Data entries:
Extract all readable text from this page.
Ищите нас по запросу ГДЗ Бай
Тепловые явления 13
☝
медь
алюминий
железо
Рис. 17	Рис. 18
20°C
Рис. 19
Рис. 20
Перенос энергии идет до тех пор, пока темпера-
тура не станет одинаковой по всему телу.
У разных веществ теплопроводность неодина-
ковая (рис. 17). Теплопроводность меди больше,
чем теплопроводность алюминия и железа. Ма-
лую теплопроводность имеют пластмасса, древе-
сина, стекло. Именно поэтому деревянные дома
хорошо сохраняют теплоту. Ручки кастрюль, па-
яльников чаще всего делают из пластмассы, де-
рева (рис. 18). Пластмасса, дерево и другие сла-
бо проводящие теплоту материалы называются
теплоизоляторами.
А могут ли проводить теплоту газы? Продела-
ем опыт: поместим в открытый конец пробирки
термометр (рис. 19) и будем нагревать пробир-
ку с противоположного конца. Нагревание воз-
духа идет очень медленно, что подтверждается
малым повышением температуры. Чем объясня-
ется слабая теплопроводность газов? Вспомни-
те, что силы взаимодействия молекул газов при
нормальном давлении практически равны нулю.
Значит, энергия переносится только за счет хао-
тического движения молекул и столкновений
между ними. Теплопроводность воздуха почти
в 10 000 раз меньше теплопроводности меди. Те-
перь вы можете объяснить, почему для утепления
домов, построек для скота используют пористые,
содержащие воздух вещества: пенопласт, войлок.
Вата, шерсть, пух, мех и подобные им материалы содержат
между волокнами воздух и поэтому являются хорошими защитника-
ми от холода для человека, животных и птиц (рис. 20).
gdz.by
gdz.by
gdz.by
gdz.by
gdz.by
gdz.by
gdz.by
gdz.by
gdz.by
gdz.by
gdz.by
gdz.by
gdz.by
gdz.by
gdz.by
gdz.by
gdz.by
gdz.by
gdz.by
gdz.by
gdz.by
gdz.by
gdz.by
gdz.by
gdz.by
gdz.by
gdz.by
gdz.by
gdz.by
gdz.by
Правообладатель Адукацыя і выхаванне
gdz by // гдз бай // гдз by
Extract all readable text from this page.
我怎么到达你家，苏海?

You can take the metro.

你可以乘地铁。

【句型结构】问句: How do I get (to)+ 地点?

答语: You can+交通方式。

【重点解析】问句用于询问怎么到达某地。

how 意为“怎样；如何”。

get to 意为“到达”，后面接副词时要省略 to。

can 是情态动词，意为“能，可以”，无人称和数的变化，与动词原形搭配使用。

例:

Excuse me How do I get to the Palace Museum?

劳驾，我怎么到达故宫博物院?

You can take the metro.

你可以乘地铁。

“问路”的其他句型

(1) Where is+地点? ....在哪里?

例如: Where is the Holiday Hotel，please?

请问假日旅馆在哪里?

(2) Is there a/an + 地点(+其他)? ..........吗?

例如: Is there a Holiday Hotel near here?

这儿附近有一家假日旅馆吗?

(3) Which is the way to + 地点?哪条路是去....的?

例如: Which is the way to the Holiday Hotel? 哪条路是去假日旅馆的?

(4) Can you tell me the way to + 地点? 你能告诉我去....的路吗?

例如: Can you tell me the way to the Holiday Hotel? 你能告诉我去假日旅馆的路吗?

YOUR INSTRUCTIONS: Copy all lines of the material above where the string "теплоту" occurs.

CORRECT OUTPUT:
хорошо сохраняют теплоту. Ручки кастрюль, па-
бо проводящие теплоту материалы называются
А могут ли проводить теплоту газы? Продела-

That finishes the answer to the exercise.